» **Required task**
Reproduce each record exactly.
— begin Stored data —
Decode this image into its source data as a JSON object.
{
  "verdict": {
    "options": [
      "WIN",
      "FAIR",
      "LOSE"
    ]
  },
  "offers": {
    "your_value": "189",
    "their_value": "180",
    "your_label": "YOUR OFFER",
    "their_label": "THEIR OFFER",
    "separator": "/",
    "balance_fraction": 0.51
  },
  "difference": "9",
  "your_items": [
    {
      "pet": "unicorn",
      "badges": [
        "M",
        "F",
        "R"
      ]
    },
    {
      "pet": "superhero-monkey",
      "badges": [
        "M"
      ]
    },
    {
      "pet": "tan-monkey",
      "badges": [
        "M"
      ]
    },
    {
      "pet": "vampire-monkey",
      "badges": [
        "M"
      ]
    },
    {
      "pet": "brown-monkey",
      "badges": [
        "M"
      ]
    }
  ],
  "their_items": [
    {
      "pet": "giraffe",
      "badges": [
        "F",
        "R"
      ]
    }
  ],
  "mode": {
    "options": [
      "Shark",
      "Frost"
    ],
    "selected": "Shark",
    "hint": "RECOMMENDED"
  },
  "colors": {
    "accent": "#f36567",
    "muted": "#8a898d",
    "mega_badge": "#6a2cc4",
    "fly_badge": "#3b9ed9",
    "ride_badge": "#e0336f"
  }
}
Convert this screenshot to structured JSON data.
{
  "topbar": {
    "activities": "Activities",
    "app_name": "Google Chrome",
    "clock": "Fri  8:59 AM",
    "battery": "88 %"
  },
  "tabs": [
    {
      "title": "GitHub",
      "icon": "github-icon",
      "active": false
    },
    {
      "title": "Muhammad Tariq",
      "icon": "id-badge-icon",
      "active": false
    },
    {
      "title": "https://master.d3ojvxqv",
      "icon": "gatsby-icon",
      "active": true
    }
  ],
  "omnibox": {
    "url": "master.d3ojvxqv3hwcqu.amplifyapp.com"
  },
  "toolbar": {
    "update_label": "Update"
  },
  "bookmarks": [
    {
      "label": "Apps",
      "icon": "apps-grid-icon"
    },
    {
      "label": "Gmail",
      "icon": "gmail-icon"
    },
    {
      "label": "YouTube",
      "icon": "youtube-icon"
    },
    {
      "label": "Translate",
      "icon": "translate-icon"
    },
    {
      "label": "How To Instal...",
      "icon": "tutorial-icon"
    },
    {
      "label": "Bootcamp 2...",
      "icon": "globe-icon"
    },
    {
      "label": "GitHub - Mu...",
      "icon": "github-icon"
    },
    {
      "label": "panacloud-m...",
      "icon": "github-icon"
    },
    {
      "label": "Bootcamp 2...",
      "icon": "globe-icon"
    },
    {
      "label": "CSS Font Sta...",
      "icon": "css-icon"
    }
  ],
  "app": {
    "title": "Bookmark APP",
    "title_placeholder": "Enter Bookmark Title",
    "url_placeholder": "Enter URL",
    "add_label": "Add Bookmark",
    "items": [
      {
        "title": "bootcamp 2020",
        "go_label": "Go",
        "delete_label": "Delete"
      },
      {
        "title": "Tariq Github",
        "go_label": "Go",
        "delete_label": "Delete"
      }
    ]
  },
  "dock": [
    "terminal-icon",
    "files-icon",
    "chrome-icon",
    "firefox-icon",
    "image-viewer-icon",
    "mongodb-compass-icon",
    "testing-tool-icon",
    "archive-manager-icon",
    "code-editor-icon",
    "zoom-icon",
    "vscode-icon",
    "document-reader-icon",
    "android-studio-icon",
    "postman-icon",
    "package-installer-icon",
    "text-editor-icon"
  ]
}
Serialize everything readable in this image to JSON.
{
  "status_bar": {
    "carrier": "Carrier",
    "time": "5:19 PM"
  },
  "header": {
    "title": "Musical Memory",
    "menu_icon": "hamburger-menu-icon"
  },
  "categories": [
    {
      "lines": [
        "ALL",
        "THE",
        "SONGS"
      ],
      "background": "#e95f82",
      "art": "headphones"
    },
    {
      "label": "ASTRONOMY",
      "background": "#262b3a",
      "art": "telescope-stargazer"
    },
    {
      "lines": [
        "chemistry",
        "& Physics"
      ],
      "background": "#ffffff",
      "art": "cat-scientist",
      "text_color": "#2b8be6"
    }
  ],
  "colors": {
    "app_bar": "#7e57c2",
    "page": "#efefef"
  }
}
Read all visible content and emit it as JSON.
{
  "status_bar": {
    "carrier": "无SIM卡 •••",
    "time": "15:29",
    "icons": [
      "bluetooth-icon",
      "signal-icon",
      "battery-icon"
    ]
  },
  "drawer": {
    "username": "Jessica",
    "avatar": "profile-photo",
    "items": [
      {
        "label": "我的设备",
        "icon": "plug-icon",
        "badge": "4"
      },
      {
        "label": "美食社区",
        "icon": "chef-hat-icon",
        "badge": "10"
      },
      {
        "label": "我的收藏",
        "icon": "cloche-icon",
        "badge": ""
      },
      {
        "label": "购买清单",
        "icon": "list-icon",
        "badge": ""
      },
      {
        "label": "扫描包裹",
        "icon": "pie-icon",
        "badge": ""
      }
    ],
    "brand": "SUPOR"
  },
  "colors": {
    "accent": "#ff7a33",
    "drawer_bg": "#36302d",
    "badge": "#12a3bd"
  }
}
— end Stored data —
» **Solution**
Decode this image into its source data as a JSON object.
{
  "verdict": {
    "options": [
      "WIN",
      "FAIR",
      "LOSE"
    ]
  },
  "offers": {
    "your_value": "189",
    "their_value": "180",
    "your_label": "YOUR OFFER",
    "their_label": "THEIR OFFER",
    "separator": "/",
    "balance_fraction": 0.51
  },
  "difference": "9",
  "your_items": [
    {
      "pet": "unicorn",
      "badges": [
        "M",
        "F",
        "R"
      ]
    },
    {
      "pet": "superhero-monkey",
      "badges": [
        "M"
      ]
    },
    {
      "pet": "tan-monkey",
      "badges": [
        "M"
      ]
    },
    {
      "pet": "vampire-monkey",
      "badges": [
        "M"
      ]
    },
    {
      "pet": "brown-monkey",
      "badges": [
        "M"
      ]
    }
  ],
  "their_items": [
    {
      "pet": "giraffe",
      "badges": [
        "F",
        "R"
      ]
    }
  ],
  "mode": {
    "options": [
      "Shark",
      "Frost"
    ],
    "selected": "Shark",
    "hint": "RECOMMENDED"
  },
  "colors": {
    "accent": "#f36567",
    "muted": "#8a898d",
    "mega_badge": "#6a2cc4",
    "fly_badge": "#3b9ed9",
    "ride_badge": "#e0336f"
  }
}
Convert this screenshot to structured JSON data.
{
  "topbar": {
    "activities": "Activities",
    "app_name": "Google Chrome",
    "clock": "Fri  8:59 AM",
    "battery": "88 %"
  },
  "tabs": [
    {
      "title": "GitHub",
      "icon": "github-icon",
      "active": false
    },
    {
      "title": "Muhammad Tariq",
      "icon": "id-badge-icon",
      "active": false
    },
    {
      "title": "https://master.d3ojvxqv",
      "icon": "gatsby-icon",
      "active": true
    }
  ],
  "omnibox": {
    "url": "master.d3ojvxqv3hwcqu.amplifyapp.com"
  },
  "toolbar": {
    "update_label": "Update"
  },
  "bookmarks": [
    {
      "label": "Apps",
      "icon": "apps-grid-icon"
    },
    {
      "label": "Gmail",
      "icon": "gmail-icon"
    },
    {
      "label": "YouTube",
      "icon": "youtube-icon"
    },
    {
      "label": "Translate",
      "icon": "translate-icon"
    },
    {
      "label": "How To Instal...",
      "icon": "tutorial-icon"
    },
    {
      "label": "Bootcamp 2...",
      "icon": "globe-icon"
    },
    {
      "label": "GitHub - Mu...",
      "icon": "github-icon"
    },
    {
      "label": "panacloud-m...",
      "icon": "github-icon"
    },
    {
      "label": "Bootcamp 2...",
      "icon": "globe-icon"
    },
    {
      "label": "CSS Font Sta...",
      "icon": "css-icon"
    }
  ],
  "app": {
    "title": "Bookmark APP",
    "title_placeholder": "Enter Bookmark Title",
    "url_placeholder": "Enter URL",
    "add_label": "Add Bookmark",
    "items": [
      {
        "title": "bootcamp 2020",
        "go_label": "Go",
        "delete_label": "Delete"
      },
      {
        "title": "Tariq Github",
        "go_label": "Go",
        "delete_label": "Delete"
      }
    ]
  },
  "dock": [
    "terminal-icon",
    "files-icon",
    "chrome-icon",
    "firefox-icon",
    "image-viewer-icon",
    "mongodb-compass-icon",
    "testing-tool-icon",
    "archive-manager-icon",
    "code-editor-icon",
    "zoom-icon",
    "vscode-icon",
    "document-reader-icon",
    "android-studio-icon",
    "postman-icon",
    "package-installer-icon",
    "text-editor-icon"
  ]
}
Serialize everything readable in this image to JSON.
{
  "status_bar": {
    "carrier": "Carrier",
    "time": "5:19 PM"
  },
  "header": {
    "title": "Musical Memory",
    "menu_icon": "hamburger-menu-icon"
  },
  "categories": [
    {
      "lines": [
        "ALL",
        "THE",
        "SONGS"
      ],
      "background": "#e95f82",
      "art": "headphones"
    },
    {
      "label": "ASTRONOMY",
      "background": "#262b3a",
      "art": "telescope-stargazer"
    },
    {
      "lines": [
        "chemistry",
        "& Physics"
      ],
      "background": "#ffffff",
      "art": "cat-scientist",
      "text_color": "#2b8be6"
    }
  ],
  "colors": {
    "app_bar": "#7e57c2",
    "page": "#efefef"
  }
}
Read all visible content and emit it as JSON.
{
  "status_bar": {
    "carrier": "无SIM卡 •••",
    "time": "15:29",
    "icons": [
      "bluetooth-icon",
      "signal-icon",
      "battery-icon"
    ]
  },
  "drawer": {
    "username": "Jessica",
    "avatar": "profile-photo",
    "items": [
      {
        "label": "我的设备",
        "icon": "plug-icon",
        "badge": "4"
      },
      {
        "label": "美食社区",
        "icon": "chef-hat-icon",
        "badge": "10"
      },
      {
        "label": "我的收藏",
        "icon": "cloche-icon",
        "badge": ""
      },
      {
        "label": "购买清单",
        "icon": "list-icon",
        "badge": ""
      },
      {
        "label": "扫描包裹",
        "icon": "pie-icon",
        "badge": ""
      }
    ],
    "brand": "SUPOR"
  },
  "colors": {
    "accent": "#ff7a33",
    "drawer_bg": "#36302d",
    "badge": "#12a3bd"
  }
}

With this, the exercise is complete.